───── Отрывок текста ─────
Усилия по установлению партийной дисциплины в отношении религии пришлось умножить, когда после смерти Ленина (21 января 1924 г.) в ряды партии влились новые члены, не имевшие опыта подпольной революционной борьбы и обладавшие лишь поверхностными знаниями марксистско-ленинской теории. Когда Ярославский поднял вопрос партийной дисциплины вскоре после смерти Ленина, он обращался к новым партийцам ленинского призыва, в большинстве своем рабочим и крестьянам, многие из которых не видели противоречия между коммунизмом и религией и не понимали, почему они должны изменить привычный образ жизни[166 - Ярославский Е. М. Можно ли прожить без веры в бога? // Ярославский Е. М. О религии. С. 100–108; статья впервые опубликована в газете «Правда» 1 июня 1924 г.]. В статье, озаглавленной «Можно ли прожить без веры в бога?», Ярославский отмечал, что на каждом партийном собрании религиозный вопрос для рабочих оказывается камнем преткновения. «Почти не было случаев, когда рабочие заявляли бы несогласие с каким-нибудь другим положением нашей коммунистической программы: они принимают ее целиком, – писал Ярославский. – Но вот вопрос о религии, о богах, об иконах, об исполнении тех или других обрядов… нередко для рабочих, особенно женщин-работниц, как будто труднее всего разрешить». Чтобы помочь партийным неофитам найти выход из этого противоречия, Ярославский напоминал им о ленинской позиции по вопросу религии:

Здесь не может быть никакого сомнения в том, что Ленин стоял за пропаганду, т. е. за проповедь безбожия, что Ленин считал религиозные верования бессознательностью, темнотой или мракобесием, орудием классового господства буржуазии. А можем ли мы относиться безразлично к бессознательности, к темноте, к мракобесничеству? На это должен ответить каждый ленинец, каждый рабочий. И если он продумает мысли свои до конца, то, конечно, он не сможет принять тот половинчатый путь, то половинчатое, трусливое решение, которое говорит ему: ты можешь и коммунистом оставаться, ты можешь оставаться и ленинцем, а мысли Ленина о религии отбросить и отношение Ленина к религиозному вопросу считать ошибочным, неприемлемым. Нет, наша программа в религиозном вопросе полностью увязана со всей программой нашей партии[167 - Там же. С. 104–105.].
───── Материал ─────
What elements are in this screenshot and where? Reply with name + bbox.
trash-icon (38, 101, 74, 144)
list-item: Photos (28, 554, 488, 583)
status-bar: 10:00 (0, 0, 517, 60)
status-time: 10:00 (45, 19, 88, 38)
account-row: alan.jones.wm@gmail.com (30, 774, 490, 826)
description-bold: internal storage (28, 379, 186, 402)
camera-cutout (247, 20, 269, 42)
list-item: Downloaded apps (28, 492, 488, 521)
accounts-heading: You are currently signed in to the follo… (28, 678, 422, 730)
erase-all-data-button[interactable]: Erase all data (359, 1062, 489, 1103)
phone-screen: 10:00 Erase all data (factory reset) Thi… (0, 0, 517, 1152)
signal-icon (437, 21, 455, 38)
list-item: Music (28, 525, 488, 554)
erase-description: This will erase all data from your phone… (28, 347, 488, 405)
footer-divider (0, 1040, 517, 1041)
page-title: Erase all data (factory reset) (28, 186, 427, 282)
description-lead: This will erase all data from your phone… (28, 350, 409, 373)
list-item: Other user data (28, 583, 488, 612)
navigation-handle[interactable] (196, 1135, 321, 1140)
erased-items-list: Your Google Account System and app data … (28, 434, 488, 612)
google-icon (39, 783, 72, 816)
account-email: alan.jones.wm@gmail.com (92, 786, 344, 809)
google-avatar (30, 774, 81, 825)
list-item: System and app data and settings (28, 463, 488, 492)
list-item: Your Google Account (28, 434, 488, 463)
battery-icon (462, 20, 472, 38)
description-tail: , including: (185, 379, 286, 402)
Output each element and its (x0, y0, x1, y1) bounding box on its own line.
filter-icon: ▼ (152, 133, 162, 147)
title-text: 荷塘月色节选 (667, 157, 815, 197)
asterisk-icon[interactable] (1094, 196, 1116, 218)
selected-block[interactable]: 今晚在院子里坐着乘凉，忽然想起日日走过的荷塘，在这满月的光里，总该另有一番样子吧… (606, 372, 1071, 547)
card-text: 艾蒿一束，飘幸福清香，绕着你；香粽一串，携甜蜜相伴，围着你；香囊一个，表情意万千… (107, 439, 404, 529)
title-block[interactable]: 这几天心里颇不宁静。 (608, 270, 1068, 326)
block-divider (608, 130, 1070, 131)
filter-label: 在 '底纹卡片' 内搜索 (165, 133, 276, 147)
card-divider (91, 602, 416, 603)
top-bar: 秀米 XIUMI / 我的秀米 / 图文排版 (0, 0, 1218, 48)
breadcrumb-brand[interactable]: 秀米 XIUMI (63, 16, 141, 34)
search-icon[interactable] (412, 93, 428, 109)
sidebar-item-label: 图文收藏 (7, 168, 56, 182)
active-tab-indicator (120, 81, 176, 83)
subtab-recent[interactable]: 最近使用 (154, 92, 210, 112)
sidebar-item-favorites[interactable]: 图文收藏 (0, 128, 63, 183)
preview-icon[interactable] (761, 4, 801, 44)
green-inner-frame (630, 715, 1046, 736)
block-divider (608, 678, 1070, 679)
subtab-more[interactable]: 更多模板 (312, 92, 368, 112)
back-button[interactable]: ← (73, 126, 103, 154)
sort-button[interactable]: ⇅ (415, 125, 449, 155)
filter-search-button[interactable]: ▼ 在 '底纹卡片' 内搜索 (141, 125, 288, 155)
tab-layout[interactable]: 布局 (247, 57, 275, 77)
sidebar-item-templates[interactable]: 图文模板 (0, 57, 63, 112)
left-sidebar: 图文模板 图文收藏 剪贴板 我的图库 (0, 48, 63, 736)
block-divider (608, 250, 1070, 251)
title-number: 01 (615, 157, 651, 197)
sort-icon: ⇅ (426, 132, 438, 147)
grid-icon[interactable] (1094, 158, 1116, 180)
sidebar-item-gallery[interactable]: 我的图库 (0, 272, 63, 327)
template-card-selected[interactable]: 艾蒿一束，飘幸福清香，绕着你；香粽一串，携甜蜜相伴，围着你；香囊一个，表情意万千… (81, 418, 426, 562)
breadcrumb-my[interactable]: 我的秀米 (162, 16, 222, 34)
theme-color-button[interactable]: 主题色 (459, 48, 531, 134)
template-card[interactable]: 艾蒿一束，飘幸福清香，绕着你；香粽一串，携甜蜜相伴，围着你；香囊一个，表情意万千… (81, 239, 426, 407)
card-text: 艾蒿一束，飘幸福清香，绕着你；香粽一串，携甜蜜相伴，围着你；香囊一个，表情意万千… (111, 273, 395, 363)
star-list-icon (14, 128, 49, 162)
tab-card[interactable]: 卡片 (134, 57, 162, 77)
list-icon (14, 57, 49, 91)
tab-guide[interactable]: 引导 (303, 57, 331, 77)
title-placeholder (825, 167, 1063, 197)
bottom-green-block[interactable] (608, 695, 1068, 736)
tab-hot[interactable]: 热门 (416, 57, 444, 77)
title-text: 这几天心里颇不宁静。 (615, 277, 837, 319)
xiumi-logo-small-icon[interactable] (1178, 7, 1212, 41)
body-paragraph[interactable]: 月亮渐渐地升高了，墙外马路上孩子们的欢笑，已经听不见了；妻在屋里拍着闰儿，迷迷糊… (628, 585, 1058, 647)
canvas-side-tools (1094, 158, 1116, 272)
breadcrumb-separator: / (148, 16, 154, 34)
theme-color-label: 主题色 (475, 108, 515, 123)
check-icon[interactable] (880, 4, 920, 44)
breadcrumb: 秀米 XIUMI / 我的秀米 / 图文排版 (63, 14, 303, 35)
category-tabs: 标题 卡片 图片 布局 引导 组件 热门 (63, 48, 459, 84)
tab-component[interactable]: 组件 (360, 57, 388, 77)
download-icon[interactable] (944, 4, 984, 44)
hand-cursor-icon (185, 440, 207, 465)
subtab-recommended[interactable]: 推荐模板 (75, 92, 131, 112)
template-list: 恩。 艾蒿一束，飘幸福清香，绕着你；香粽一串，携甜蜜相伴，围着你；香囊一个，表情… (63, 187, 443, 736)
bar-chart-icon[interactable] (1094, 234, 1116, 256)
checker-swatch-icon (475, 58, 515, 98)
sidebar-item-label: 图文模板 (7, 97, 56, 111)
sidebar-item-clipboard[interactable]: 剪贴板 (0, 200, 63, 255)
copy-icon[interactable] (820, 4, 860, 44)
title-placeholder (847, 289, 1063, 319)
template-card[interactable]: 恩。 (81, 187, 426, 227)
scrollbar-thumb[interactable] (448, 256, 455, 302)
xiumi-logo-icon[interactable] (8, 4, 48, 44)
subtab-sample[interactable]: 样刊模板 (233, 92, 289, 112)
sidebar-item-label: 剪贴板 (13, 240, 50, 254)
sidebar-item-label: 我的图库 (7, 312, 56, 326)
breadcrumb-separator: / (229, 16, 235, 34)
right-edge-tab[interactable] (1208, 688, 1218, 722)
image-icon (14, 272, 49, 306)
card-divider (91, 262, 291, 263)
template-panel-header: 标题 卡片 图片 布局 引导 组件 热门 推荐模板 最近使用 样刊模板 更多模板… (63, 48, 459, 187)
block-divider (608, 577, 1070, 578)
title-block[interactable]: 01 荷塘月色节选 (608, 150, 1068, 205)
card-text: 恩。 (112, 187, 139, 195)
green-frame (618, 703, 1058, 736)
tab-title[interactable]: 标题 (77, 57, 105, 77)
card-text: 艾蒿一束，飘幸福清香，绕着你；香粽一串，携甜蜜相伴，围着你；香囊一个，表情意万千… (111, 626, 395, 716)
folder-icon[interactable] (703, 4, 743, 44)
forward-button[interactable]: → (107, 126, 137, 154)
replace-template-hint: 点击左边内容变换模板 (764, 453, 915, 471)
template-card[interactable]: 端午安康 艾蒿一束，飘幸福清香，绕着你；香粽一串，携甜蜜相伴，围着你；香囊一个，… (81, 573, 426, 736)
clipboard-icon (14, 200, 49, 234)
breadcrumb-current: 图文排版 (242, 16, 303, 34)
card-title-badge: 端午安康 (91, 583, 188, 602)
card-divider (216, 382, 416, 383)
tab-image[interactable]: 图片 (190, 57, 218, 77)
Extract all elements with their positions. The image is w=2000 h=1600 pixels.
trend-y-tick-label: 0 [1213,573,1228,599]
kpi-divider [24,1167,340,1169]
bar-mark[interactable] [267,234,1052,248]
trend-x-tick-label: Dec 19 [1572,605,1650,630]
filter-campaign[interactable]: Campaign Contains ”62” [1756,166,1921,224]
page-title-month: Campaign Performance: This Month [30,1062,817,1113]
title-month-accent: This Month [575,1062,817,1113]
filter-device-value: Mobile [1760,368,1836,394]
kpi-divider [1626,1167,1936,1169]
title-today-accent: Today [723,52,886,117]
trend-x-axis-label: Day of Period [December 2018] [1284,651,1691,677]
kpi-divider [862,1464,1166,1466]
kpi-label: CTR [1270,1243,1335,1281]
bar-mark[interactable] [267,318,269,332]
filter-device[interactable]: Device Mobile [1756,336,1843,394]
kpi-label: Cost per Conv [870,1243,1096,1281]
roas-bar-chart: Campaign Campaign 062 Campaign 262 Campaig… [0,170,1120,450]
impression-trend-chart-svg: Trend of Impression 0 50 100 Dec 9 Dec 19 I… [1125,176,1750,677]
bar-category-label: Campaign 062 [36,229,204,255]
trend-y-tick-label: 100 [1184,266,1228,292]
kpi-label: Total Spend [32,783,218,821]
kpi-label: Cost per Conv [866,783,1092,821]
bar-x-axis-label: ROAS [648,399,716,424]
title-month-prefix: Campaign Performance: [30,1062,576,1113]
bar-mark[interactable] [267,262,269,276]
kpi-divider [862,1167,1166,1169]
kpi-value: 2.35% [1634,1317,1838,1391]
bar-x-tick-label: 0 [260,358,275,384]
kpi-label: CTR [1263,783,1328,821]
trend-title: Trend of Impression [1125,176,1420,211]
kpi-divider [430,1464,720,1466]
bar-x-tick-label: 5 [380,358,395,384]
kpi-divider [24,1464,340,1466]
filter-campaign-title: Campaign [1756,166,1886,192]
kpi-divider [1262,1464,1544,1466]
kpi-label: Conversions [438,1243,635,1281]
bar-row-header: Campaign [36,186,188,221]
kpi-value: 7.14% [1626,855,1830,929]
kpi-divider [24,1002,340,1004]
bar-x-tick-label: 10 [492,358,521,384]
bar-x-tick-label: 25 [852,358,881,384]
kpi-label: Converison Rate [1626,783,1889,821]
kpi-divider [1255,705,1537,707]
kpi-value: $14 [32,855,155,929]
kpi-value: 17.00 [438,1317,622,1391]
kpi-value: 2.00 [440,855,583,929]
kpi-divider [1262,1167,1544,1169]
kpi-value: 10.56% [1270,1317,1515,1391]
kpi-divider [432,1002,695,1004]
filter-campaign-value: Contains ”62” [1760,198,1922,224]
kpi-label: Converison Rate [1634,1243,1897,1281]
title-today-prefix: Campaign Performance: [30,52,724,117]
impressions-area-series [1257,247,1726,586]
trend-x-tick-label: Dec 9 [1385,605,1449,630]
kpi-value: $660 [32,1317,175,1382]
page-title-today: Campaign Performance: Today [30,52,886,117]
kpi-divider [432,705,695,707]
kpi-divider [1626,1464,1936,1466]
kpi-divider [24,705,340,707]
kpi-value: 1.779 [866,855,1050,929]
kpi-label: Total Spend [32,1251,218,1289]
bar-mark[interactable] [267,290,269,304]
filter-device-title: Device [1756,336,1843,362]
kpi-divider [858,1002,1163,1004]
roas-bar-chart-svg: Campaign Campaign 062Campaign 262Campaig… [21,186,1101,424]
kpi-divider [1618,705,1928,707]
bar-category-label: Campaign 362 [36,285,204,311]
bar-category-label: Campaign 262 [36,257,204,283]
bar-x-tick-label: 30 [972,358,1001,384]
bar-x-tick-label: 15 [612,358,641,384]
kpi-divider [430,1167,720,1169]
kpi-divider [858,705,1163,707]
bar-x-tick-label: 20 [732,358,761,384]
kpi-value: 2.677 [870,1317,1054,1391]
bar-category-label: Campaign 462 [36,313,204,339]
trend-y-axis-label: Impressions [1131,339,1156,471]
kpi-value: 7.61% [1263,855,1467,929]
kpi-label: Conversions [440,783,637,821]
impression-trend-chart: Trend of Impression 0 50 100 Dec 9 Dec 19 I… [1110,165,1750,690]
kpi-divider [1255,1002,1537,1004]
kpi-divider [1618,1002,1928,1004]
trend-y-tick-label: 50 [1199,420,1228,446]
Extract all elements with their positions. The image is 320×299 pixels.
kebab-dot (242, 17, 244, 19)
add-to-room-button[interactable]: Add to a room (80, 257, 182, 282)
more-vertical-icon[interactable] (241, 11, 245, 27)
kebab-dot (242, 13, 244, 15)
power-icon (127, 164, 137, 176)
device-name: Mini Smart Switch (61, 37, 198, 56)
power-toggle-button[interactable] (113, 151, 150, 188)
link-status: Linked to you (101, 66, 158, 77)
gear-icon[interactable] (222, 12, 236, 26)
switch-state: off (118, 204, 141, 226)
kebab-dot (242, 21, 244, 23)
─────
Список задач:
1: Перечислите по отрывку о партийной дисциплине и религии, чем Ленин считал религиозные верования.
2: Воспроизведите дословно фрагмент отрывка о партийной дисциплине и религии: начните со слов «Здесь не может» и остановитесь после слов «- Там же. С. 104–105.].».
3: Ответьте по отрывку о партийной дисциплине и религии:
(a) Какого числа умер Ленин?
(b) В какой газете и когда впервые была опубликована статья «Можно ли прожить без веры в бога?»?
(c) Для кого из рабочих, по словам Ярославского, вопрос о религии особенно труден?
Записи здесь ни при чем.

Ответы:
1: Бессознательностью, темнотой, мракобесием, орудием классового господства буржуазии.

2:
Здесь не может быть никакого сомнения в том, что Ленин стоял за пропаганду, т. е. за проповедь безбожия, что Ленин считал религиозные верования бессознательностью, темнотой или мракобесием, орудием классового господства буржуазии. А можем ли мы относиться безразлично к бессознательности, к темноте, к мракобесничеству? На это должен ответить каждый ленинец, каждый рабочий. И если он продумает мысли свои до конца, то, конечно, он не сможет принять тот половинчатый путь, то половинчатое, трусливое решение, которое говорит ему: ты можешь и коммунистом оставаться, ты можешь оставаться и ленинцем, а мысли Ленина о религии отбросить и отношение Ленина к религиозному вопросу считать ошибочным, неприемлемым. Нет, наша программа в религиозном вопросе полностью увязана со всей программой нашей партии[167 - Там же. С. 104–105.].

3:
(a) 21 января 1924 г.
(b) В газете «Правда», 1 июня 1924 г.
(c) Для женщин-работниц.